*** RECORD EXCERPTS ***

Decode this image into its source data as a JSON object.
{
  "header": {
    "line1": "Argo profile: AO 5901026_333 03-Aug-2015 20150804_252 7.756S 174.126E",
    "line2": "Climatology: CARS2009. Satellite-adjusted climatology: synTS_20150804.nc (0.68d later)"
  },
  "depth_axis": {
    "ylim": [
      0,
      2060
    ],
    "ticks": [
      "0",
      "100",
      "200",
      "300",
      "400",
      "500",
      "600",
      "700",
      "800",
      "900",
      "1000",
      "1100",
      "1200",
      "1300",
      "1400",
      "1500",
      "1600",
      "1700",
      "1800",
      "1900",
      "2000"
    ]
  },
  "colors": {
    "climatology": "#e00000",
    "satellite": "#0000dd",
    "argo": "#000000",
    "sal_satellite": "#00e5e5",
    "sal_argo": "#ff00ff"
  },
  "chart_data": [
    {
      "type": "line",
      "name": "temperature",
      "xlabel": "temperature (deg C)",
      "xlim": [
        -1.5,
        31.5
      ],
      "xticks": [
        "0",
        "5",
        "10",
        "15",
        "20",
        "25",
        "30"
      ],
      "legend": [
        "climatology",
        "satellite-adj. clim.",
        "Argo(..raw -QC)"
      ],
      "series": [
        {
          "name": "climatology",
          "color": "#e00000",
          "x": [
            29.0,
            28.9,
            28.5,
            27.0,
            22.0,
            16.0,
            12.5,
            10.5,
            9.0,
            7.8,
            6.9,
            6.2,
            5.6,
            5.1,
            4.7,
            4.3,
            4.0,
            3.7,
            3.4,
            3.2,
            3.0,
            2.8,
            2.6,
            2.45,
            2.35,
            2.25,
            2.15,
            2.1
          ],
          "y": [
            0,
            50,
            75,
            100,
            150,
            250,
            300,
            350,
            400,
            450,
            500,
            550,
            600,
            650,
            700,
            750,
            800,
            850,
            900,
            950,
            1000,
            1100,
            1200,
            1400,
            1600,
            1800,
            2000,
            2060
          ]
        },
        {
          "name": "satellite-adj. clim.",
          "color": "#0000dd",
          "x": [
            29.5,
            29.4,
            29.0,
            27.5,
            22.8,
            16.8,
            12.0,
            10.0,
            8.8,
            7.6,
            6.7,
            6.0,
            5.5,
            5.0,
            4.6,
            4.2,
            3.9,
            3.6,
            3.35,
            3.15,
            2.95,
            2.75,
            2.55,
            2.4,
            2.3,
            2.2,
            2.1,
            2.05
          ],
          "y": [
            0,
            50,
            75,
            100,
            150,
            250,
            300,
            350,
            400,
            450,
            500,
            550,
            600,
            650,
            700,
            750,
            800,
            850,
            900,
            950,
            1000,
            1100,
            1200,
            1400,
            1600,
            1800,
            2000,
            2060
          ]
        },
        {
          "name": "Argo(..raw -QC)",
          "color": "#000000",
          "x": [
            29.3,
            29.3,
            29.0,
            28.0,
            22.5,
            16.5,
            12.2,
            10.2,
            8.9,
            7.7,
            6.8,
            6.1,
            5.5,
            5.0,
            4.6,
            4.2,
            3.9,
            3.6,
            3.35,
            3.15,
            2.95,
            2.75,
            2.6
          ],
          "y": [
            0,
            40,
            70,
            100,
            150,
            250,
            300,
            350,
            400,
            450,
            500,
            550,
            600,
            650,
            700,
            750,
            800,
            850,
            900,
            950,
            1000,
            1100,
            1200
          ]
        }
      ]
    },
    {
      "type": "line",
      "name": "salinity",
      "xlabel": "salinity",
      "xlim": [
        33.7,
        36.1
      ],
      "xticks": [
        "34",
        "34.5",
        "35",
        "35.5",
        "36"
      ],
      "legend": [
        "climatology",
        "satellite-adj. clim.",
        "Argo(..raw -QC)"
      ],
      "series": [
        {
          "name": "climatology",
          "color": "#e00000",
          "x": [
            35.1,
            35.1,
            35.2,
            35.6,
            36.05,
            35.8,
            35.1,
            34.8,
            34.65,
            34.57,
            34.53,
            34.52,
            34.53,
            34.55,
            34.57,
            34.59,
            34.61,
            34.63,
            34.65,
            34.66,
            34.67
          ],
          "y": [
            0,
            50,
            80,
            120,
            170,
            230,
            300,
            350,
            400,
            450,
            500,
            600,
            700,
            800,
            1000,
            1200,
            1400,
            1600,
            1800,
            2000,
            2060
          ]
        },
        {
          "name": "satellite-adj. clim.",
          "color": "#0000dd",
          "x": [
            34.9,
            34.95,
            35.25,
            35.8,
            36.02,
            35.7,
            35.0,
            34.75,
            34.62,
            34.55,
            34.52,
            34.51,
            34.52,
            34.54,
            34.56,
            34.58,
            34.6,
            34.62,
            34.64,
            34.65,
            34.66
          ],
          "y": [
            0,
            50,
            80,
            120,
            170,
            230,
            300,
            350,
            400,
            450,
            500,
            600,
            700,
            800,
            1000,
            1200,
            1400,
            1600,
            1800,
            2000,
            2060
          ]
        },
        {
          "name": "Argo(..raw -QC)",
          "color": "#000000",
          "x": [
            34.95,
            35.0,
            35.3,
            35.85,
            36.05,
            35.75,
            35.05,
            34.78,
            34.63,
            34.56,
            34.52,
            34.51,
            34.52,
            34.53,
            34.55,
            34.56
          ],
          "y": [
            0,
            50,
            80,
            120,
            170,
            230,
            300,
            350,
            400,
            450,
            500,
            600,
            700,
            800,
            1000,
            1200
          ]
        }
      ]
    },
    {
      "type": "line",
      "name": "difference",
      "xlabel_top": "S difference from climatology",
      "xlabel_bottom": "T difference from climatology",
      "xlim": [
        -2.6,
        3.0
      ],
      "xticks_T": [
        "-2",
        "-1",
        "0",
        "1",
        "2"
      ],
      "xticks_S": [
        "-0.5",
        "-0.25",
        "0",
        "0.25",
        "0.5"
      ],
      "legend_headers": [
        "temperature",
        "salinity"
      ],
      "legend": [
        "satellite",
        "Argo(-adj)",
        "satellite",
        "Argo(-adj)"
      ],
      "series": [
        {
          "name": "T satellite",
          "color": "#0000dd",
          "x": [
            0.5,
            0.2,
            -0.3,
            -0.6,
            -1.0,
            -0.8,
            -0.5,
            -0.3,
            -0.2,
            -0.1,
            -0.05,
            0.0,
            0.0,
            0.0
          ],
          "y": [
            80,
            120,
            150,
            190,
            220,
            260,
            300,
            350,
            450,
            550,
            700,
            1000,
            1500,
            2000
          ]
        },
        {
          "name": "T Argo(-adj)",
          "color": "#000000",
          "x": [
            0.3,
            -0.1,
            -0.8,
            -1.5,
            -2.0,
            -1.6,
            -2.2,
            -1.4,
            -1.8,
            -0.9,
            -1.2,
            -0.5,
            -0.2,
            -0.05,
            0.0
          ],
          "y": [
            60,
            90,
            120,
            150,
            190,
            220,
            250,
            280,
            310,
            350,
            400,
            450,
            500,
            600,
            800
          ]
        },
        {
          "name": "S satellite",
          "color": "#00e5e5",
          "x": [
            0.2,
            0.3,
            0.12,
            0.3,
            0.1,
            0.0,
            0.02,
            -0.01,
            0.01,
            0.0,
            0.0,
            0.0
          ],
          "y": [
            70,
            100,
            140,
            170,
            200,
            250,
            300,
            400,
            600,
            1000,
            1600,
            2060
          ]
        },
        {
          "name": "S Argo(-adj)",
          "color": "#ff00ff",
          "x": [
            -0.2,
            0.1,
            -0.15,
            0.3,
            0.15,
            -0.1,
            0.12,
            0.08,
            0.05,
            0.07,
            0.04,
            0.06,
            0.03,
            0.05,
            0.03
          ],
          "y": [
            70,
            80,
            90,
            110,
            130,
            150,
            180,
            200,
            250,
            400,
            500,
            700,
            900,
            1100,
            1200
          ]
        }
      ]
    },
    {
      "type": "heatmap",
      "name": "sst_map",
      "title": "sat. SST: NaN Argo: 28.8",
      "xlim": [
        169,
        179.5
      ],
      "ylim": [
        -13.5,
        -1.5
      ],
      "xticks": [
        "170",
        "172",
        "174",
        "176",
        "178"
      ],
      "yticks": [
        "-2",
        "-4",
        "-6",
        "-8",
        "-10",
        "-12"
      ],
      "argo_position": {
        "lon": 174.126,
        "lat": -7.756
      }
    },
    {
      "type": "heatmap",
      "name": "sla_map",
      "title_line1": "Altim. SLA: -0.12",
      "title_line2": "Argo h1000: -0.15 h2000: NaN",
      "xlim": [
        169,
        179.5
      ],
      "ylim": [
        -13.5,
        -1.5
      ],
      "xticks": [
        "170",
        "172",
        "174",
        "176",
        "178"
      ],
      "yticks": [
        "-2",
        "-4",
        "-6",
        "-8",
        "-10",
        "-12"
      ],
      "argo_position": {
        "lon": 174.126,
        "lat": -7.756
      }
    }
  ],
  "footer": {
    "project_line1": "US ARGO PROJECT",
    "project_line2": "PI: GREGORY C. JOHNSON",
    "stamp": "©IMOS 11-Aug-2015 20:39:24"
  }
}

***

**SET PROBLEM**:
Gather every line from the listing above in which "difference" appears, and copy those lines.

**FULL OUTPUT**:
      "name": "difference",
      "xlabel_top": "S difference from climatology",
      "xlabel_bottom": "T difference from climatology",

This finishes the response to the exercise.